→ **Problem to work on**
Reproduce each line of the material exactly, minus any picture.

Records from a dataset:
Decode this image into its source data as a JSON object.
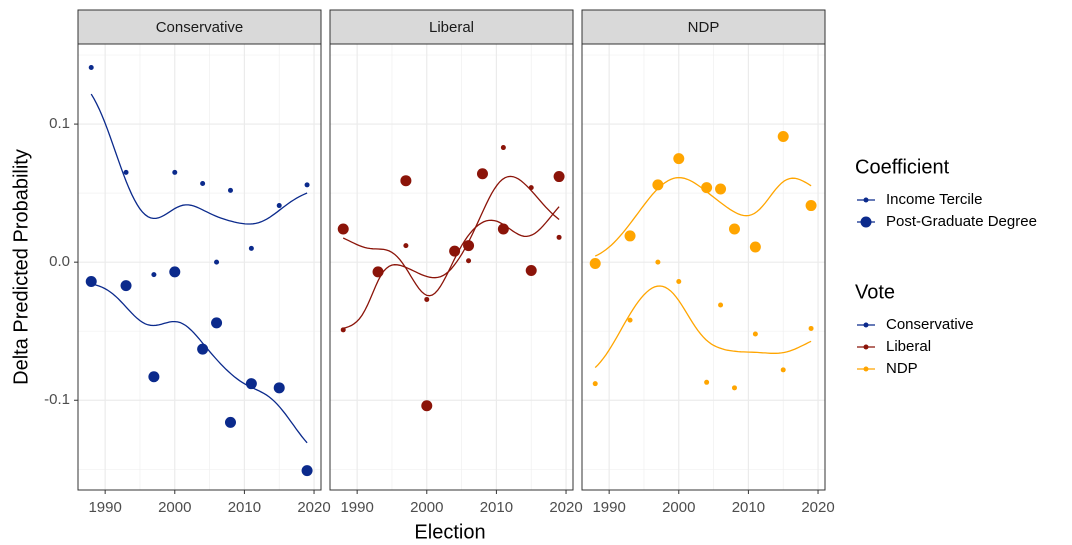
{
  "y_label": "Delta Predicted Probability",
  "x_label": "Election",
  "legend_coefficient_title": "Coefficient",
  "legend_vote_title": "Vote",
  "chart_data": [
    {
      "type": "scatter",
      "strip": "Conservative",
      "color": "#0b2a8c",
      "x": [
        1988,
        1993,
        1997,
        2000,
        2004,
        2006,
        2008,
        2011,
        2015,
        2019
      ],
      "series": [
        {
          "name": "Income Tercile",
          "values": [
            0.141,
            0.065,
            -0.009,
            0.065,
            0.057,
            0.0,
            0.052,
            0.01,
            0.041,
            0.056
          ]
        },
        {
          "name": "Post-Graduate Degree",
          "values": [
            -0.014,
            -0.017,
            -0.083,
            -0.007,
            -0.063,
            -0.044,
            -0.116,
            -0.088,
            -0.091,
            -0.151
          ]
        }
      ],
      "xlim": [
        1986.1,
        2021
      ],
      "xticks": [
        1990,
        2000,
        2010,
        2020
      ],
      "ylim": [
        -0.165,
        0.158
      ],
      "yticks": [
        -0.1,
        {
          "value": 0,
          "label": "0.0"
        },
        0.1
      ],
      "grid": true
    },
    {
      "type": "scatter",
      "strip": "Liberal",
      "color": "#8b1409",
      "x": [
        1988,
        1993,
        1997,
        2000,
        2004,
        2006,
        2008,
        2011,
        2015,
        2019
      ],
      "series": [
        {
          "name": "Income Tercile",
          "values": [
            -0.049,
            null,
            0.012,
            -0.027,
            null,
            0.001,
            null,
            0.083,
            0.054,
            0.018
          ]
        },
        {
          "name": "Post-Graduate Degree",
          "values": [
            0.024,
            -0.007,
            0.059,
            -0.104,
            0.008,
            0.012,
            0.064,
            0.024,
            -0.006,
            0.062
          ]
        }
      ],
      "xlim": [
        1986.1,
        2021
      ],
      "xticks": [
        1990,
        2000,
        2010,
        2020
      ],
      "ylim": [
        -0.165,
        0.158
      ],
      "yticks": [
        -0.1,
        {
          "value": 0,
          "label": "0.0"
        },
        0.1
      ],
      "grid": true
    },
    {
      "type": "scatter",
      "strip": "NDP",
      "color": "#ffa500",
      "x": [
        1988,
        1993,
        1997,
        2000,
        2004,
        2006,
        2008,
        2011,
        2015,
        2019
      ],
      "series": [
        {
          "name": "Income Tercile",
          "values": [
            -0.088,
            -0.042,
            0.0,
            -0.014,
            -0.087,
            -0.031,
            -0.091,
            -0.052,
            -0.078,
            -0.048
          ]
        },
        {
          "name": "Post-Graduate Degree",
          "values": [
            -0.001,
            0.019,
            0.056,
            0.075,
            0.054,
            0.053,
            0.024,
            0.011,
            0.091,
            0.041
          ]
        }
      ],
      "xlim": [
        1986.1,
        2021
      ],
      "xticks": [
        1990,
        2000,
        2010,
        2020
      ],
      "ylim": [
        -0.165,
        0.158
      ],
      "yticks": [
        -0.1,
        {
          "value": 0,
          "label": "0.0"
        },
        0.1
      ],
      "grid": true
    }
  ]
}
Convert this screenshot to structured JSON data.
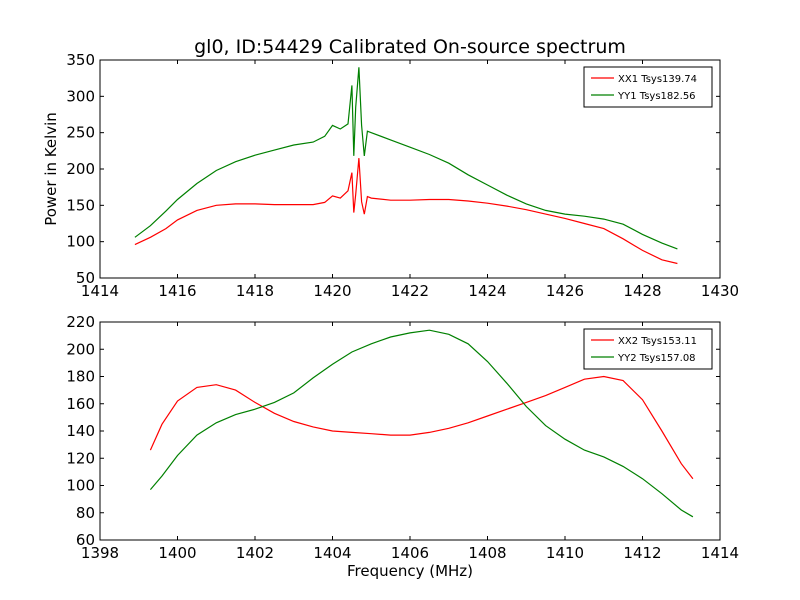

→ **Output of the exercise**
Decode this image into its source data as a JSON object.
{
  "y_label": "Delta Predicted Probability",
  "x_label": "Election",
  "legend_coefficient_title": "Coefficient",
  "legend_vote_title": "Vote",
  "chart_data": [
    {
      "type": "scatter",
      "strip": "Conservative",
      "color": "#0b2a8c",
      "x": [
        1988,
        1993,
        1997,
        2000,
        2004,
        2006,
        2008,
        2011,
        2015,
        2019
      ],
      "series": [
        {
          "name": "Income Tercile",
          "values": [
            0.141,
            0.065,
            -0.009,
            0.065,
            0.057,
            0.0,
            0.052,
            0.01,
            0.041,
            0.056
          ]
        },
        {
          "name": "Post-Graduate Degree",
          "values": [
            -0.014,
            -0.017,
            -0.083,
            -0.007,
            -0.063,
            -0.044,
            -0.116,
            -0.088,
            -0.091,
            -0.151
          ]
        }
      ],
      "xlim": [
        1986.1,
        2021
      ],
      "xticks": [
        1990,
        2000,
        2010,
        2020
      ],
      "ylim": [
        -0.165,
        0.158
      ],
      "yticks": [
        -0.1,
        {
          "value": 0,
          "label": "0.0"
        },
        0.1
      ],
      "grid": true
    },
    {
      "type": "scatter",
      "strip": "Liberal",
      "color": "#8b1409",
      "x": [
        1988,
        1993,
        1997,
        2000,
        2004,
        2006,
        2008,
        2011,
        2015,
        2019
      ],
      "series": [
        {
          "name": "Income Tercile",
          "values": [
            -0.049,
            null,
            0.012,
            -0.027,
            null,
            0.001,
            null,
            0.083,
            0.054,
            0.018
          ]
        },
        {
          "name": "Post-Graduate Degree",
          "values": [
            0.024,
            -0.007,
            0.059,
            -0.104,
            0.008,
            0.012,
            0.064,
            0.024,
            -0.006,
            0.062
          ]
        }
      ],
      "xlim": [
        1986.1,
        2021
      ],
      "xticks": [
        1990,
        2000,
        2010,
        2020
      ],
      "ylim": [
        -0.165,
        0.158
      ],
      "yticks": [
        -0.1,
        {
          "value": 0,
          "label": "0.0"
        },
        0.1
      ],
      "grid": true
    },
    {
      "type": "scatter",
      "strip": "NDP",
      "color": "#ffa500",
      "x": [
        1988,
        1993,
        1997,
        2000,
        2004,
        2006,
        2008,
        2011,
        2015,
        2019
      ],
      "series": [
        {
          "name": "Income Tercile",
          "values": [
            -0.088,
            -0.042,
            0.0,
            -0.014,
            -0.087,
            -0.031,
            -0.091,
            -0.052,
            -0.078,
            -0.048
          ]
        },
        {
          "name": "Post-Graduate Degree",
          "values": [
            -0.001,
            0.019,
            0.056,
            0.075,
            0.054,
            0.053,
            0.024,
            0.011,
            0.091,
            0.041
          ]
        }
      ],
      "xlim": [
        1986.1,
        2021
      ],
      "xticks": [
        1990,
        2000,
        2010,
        2020
      ],
      "ylim": [
        -0.165,
        0.158
      ],
      "yticks": [
        -0.1,
        {
          "value": 0,
          "label": "0.0"
        },
        0.1
      ],
      "grid": true
    }
  ]
}
Convert this screenshot to structured JSON data.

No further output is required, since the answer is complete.